INSTRUCTION. Please return the full listing below without altering anything.

============

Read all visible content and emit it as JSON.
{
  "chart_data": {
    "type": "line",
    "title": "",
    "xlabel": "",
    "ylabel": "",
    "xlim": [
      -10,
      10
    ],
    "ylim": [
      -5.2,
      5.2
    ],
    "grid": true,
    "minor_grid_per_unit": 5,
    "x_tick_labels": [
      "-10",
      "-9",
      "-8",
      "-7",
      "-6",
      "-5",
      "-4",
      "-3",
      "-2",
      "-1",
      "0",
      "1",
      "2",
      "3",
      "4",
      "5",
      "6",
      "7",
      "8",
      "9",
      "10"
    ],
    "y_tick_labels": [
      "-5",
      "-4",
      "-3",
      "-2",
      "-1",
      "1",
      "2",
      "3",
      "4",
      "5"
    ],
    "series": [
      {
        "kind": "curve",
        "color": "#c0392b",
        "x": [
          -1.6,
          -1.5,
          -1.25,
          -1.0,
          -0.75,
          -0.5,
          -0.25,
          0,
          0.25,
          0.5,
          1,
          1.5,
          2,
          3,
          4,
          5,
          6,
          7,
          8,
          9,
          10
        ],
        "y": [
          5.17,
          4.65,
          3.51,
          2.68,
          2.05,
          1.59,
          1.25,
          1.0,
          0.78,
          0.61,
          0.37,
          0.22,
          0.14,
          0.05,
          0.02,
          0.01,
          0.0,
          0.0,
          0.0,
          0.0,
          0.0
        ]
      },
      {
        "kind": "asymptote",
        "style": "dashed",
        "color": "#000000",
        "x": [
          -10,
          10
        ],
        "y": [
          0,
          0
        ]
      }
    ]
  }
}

============

SOLVED PROBLEM.
Read all visible content and emit it as JSON.
{
  "chart_data": {
    "type": "line",
    "title": "",
    "xlabel": "",
    "ylabel": "",
    "xlim": [
      -10,
      10
    ],
    "ylim": [
      -5.2,
      5.2
    ],
    "grid": true,
    "minor_grid_per_unit": 5,
    "x_tick_labels": [
      "-10",
      "-9",
      "-8",
      "-7",
      "-6",
      "-5",
      "-4",
      "-3",
      "-2",
      "-1",
      "0",
      "1",
      "2",
      "3",
      "4",
      "5",
      "6",
      "7",
      "8",
      "9",
      "10"
    ],
    "y_tick_labels": [
      "-5",
      "-4",
      "-3",
      "-2",
      "-1",
      "1",
      "2",
      "3",
      "4",
      "5"
    ],
    "series": [
      {
        "kind": "curve",
        "color": "#c0392b",
        "x": [
          -1.6,
          -1.5,
          -1.25,
          -1.0,
          -0.75,
          -0.5,
          -0.25,
          0,
          0.25,
          0.5,
          1,
          1.5,
          2,
          3,
          4,
          5,
          6,
          7,
          8,
          9,
          10
        ],
        "y": [
          5.17,
          4.65,
          3.51,
          2.68,
          2.05,
          1.59,
          1.25,
          1.0,
          0.78,
          0.61,
          0.37,
          0.22,
          0.14,
          0.05,
          0.02,
          0.01,
          0.0,
          0.0,
          0.0,
          0.0,
          0.0
        ]
      },
      {
        "kind": "asymptote",
        "style": "dashed",
        "color": "#000000",
        "x": [
          -10,
          10
        ],
        "y": [
          0,
          0
        ]
      }
    ]
  }
}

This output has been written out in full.